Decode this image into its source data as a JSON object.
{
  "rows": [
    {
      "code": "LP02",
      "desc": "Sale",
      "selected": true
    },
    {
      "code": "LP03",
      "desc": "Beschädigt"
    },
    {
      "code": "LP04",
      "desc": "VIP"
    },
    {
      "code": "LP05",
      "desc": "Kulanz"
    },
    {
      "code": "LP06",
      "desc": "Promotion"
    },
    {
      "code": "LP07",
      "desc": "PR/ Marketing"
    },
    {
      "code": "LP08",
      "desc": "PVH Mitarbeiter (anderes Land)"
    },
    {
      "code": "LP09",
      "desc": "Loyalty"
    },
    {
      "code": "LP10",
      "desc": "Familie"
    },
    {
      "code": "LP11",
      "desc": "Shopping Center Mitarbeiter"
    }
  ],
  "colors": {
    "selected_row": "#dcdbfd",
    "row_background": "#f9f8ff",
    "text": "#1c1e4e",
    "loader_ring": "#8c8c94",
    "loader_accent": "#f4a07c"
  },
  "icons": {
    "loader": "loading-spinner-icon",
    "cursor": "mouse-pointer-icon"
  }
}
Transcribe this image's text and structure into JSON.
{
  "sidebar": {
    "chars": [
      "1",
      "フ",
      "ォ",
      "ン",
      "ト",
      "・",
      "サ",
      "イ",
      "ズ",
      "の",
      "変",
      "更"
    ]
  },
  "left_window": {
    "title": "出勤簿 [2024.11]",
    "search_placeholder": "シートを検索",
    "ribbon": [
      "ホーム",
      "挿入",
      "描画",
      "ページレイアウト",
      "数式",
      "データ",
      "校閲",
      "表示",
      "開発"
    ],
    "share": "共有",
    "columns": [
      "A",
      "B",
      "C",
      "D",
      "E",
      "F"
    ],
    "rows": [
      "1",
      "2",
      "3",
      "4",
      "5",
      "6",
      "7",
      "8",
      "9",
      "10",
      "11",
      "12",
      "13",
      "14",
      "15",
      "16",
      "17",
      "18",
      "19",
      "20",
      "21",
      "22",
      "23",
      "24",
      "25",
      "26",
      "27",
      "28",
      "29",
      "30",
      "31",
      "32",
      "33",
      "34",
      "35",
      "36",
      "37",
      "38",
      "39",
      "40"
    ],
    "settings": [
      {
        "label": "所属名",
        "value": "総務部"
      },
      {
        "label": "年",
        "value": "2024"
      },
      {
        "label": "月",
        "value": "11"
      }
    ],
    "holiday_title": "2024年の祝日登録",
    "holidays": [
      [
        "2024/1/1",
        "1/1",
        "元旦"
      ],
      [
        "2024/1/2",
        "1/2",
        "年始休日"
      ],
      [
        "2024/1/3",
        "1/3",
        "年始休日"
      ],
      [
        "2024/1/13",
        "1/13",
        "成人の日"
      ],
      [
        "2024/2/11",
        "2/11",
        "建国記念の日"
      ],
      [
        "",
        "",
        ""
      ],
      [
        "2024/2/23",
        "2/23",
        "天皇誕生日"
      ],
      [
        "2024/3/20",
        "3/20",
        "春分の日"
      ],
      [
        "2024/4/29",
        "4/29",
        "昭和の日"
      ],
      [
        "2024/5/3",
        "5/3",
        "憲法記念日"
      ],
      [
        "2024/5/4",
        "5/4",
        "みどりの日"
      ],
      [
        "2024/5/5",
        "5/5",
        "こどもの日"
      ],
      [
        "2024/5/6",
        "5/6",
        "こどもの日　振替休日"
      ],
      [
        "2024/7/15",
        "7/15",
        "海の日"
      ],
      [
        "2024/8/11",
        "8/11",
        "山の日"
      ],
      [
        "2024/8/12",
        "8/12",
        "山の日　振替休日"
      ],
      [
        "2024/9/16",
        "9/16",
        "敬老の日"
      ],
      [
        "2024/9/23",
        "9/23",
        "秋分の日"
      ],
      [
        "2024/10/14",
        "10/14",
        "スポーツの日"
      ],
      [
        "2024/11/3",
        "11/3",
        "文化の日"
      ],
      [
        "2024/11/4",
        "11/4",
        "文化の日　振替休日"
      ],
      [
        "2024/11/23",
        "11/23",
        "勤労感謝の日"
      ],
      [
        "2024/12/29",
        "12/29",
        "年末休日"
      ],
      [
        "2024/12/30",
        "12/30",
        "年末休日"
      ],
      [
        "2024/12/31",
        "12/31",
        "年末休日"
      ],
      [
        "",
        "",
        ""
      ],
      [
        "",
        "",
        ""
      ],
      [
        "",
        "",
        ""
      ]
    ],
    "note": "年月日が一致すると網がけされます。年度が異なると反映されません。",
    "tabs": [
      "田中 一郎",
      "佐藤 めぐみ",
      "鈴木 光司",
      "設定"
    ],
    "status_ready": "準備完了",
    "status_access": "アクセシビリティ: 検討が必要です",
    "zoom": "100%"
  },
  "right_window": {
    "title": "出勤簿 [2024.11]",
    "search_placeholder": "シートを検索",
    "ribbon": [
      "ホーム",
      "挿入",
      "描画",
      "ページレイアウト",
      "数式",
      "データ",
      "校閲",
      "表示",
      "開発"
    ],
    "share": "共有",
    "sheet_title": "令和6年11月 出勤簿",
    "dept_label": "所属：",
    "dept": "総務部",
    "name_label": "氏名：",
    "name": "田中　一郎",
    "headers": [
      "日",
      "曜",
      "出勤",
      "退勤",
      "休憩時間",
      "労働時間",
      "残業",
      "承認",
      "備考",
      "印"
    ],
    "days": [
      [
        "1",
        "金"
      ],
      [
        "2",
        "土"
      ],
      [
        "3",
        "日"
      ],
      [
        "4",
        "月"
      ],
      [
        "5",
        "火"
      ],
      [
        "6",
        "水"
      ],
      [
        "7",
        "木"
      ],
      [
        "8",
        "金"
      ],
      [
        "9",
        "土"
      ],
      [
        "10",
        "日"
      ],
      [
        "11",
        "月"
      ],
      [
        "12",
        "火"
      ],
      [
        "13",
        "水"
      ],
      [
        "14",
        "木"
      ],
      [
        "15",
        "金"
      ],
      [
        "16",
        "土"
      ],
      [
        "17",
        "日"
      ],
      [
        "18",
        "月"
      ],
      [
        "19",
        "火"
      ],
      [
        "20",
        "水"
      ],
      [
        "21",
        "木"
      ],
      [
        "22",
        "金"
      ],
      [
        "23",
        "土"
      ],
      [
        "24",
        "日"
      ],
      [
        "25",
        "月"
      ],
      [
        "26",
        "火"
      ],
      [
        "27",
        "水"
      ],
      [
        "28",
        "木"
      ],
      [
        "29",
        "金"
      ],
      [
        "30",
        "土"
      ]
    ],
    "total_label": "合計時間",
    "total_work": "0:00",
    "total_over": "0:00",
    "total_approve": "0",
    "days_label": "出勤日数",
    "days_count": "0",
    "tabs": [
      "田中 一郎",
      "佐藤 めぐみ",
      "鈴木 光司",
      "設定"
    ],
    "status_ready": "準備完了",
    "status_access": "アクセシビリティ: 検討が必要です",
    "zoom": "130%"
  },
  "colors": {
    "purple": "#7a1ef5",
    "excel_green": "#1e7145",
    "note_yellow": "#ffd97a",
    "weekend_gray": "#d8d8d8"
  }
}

_ _ _

• Your objective:
From the records given above, copy all lines containing "JSON".

• Solution:
Decode this image into its source data as a JSON object.
Transcribe this image's text and structure into JSON.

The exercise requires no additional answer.